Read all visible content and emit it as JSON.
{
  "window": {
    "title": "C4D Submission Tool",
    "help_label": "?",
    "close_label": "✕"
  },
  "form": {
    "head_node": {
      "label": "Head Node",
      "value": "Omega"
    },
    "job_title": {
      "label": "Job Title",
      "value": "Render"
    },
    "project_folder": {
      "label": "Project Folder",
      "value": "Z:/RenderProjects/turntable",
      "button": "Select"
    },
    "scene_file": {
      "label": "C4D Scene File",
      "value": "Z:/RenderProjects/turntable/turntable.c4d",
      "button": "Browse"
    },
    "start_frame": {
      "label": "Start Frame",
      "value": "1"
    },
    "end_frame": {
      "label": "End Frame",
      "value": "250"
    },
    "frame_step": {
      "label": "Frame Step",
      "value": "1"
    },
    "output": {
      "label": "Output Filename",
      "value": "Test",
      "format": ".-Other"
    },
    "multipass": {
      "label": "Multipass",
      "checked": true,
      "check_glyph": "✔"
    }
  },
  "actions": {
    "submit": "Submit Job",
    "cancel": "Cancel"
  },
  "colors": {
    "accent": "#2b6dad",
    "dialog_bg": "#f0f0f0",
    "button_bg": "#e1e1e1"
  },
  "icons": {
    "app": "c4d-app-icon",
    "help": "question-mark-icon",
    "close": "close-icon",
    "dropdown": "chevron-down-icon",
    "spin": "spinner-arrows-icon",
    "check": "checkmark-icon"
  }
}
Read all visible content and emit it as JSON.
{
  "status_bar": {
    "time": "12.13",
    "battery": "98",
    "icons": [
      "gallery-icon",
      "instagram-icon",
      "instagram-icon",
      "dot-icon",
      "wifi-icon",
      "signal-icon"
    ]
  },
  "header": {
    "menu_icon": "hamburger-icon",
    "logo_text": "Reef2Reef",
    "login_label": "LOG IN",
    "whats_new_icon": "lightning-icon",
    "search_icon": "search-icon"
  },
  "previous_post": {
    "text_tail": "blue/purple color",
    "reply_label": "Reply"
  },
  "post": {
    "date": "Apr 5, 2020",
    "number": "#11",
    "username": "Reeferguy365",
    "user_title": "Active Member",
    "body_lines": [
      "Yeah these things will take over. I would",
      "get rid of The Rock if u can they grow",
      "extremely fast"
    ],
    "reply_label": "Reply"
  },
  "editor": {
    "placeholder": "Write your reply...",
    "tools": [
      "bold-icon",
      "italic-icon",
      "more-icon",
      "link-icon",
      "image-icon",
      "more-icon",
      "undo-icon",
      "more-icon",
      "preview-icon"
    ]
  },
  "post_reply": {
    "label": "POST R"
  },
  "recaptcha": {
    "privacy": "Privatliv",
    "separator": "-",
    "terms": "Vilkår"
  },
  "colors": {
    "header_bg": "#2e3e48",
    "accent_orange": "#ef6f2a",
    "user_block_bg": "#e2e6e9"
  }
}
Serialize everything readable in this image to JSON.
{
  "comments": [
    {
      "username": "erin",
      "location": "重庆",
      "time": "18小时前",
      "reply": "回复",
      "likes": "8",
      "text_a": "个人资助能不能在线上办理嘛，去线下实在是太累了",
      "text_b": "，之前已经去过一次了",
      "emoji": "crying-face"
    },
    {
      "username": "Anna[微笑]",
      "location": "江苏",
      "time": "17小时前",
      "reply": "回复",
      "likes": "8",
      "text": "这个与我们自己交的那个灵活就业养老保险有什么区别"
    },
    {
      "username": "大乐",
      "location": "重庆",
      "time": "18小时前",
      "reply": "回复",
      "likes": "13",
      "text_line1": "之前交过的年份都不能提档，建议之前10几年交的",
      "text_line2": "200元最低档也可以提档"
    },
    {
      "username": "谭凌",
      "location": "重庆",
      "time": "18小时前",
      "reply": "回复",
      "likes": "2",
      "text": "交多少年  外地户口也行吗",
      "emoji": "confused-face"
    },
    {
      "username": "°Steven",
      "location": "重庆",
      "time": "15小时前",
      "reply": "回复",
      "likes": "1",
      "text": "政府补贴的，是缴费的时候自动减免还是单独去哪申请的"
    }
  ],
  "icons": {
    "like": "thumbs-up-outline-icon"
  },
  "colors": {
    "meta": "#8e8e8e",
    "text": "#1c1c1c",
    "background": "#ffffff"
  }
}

[Task goal]
Each record above should be returned exactly as it appears.

[Task solution]
Read all visible content and emit it as JSON.
{
  "window": {
    "title": "C4D Submission Tool",
    "help_label": "?",
    "close_label": "✕"
  },
  "form": {
    "head_node": {
      "label": "Head Node",
      "value": "Omega"
    },
    "job_title": {
      "label": "Job Title",
      "value": "Render"
    },
    "project_folder": {
      "label": "Project Folder",
      "value": "Z:/RenderProjects/turntable",
      "button": "Select"
    },
    "scene_file": {
      "label": "C4D Scene File",
      "value": "Z:/RenderProjects/turntable/turntable.c4d",
      "button": "Browse"
    },
    "start_frame": {
      "label": "Start Frame",
      "value": "1"
    },
    "end_frame": {
      "label": "End Frame",
      "value": "250"
    },
    "frame_step": {
      "label": "Frame Step",
      "value": "1"
    },
    "output": {
      "label": "Output Filename",
      "value": "Test",
      "format": ".-Other"
    },
    "multipass": {
      "label": "Multipass",
      "checked": true,
      "check_glyph": "✔"
    }
  },
  "actions": {
    "submit": "Submit Job",
    "cancel": "Cancel"
  },
  "colors": {
    "accent": "#2b6dad",
    "dialog_bg": "#f0f0f0",
    "button_bg": "#e1e1e1"
  },
  "icons": {
    "app": "c4d-app-icon",
    "help": "question-mark-icon",
    "close": "close-icon",
    "dropdown": "chevron-down-icon",
    "spin": "spinner-arrows-icon",
    "check": "checkmark-icon"
  }
}
Read all visible content and emit it as JSON.
{
  "status_bar": {
    "time": "12.13",
    "battery": "98",
    "icons": [
      "gallery-icon",
      "instagram-icon",
      "instagram-icon",
      "dot-icon",
      "wifi-icon",
      "signal-icon"
    ]
  },
  "header": {
    "menu_icon": "hamburger-icon",
    "logo_text": "Reef2Reef",
    "login_label": "LOG IN",
    "whats_new_icon": "lightning-icon",
    "search_icon": "search-icon"
  },
  "previous_post": {
    "text_tail": "blue/purple color",
    "reply_label": "Reply"
  },
  "post": {
    "date": "Apr 5, 2020",
    "number": "#11",
    "username": "Reeferguy365",
    "user_title": "Active Member",
    "body_lines": [
      "Yeah these things will take over. I would",
      "get rid of The Rock if u can they grow",
      "extremely fast"
    ],
    "reply_label": "Reply"
  },
  "editor": {
    "placeholder": "Write your reply...",
    "tools": [
      "bold-icon",
      "italic-icon",
      "more-icon",
      "link-icon",
      "image-icon",
      "more-icon",
      "undo-icon",
      "more-icon",
      "preview-icon"
    ]
  },
  "post_reply": {
    "label": "POST R"
  },
  "recaptcha": {
    "privacy": "Privatliv",
    "separator": "-",
    "terms": "Vilkår"
  },
  "colors": {
    "header_bg": "#2e3e48",
    "accent_orange": "#ef6f2a",
    "user_block_bg": "#e2e6e9"
  }
}
Serialize everything readable in this image to JSON.
{
  "comments": [
    {
      "username": "erin",
      "location": "重庆",
      "time": "18小时前",
      "reply": "回复",
      "likes": "8",
      "text_a": "个人资助能不能在线上办理嘛，去线下实在是太累了",
      "text_b": "，之前已经去过一次了",
      "emoji": "crying-face"
    },
    {
      "username": "Anna[微笑]",
      "location": "江苏",
      "time": "17小时前",
      "reply": "回复",
      "likes": "8",
      "text": "这个与我们自己交的那个灵活就业养老保险有什么区别"
    },
    {
      "username": "大乐",
      "location": "重庆",
      "time": "18小时前",
      "reply": "回复",
      "likes": "13",
      "text_line1": "之前交过的年份都不能提档，建议之前10几年交的",
      "text_line2": "200元最低档也可以提档"
    },
    {
      "username": "谭凌",
      "location": "重庆",
      "time": "18小时前",
      "reply": "回复",
      "likes": "2",
      "text": "交多少年  外地户口也行吗",
      "emoji": "confused-face"
    },
    {
      "username": "°Steven",
      "location": "重庆",
      "time": "15小时前",
      "reply": "回复",
      "likes": "1",
      "text": "政府补贴的，是缴费的时候自动减免还是单独去哪申请的"
    }
  ],
  "icons": {
    "like": "thumbs-up-outline-icon"
  },
  "colors": {
    "meta": "#8e8e8e",
    "text": "#1c1c1c",
    "background": "#ffffff"
  }
}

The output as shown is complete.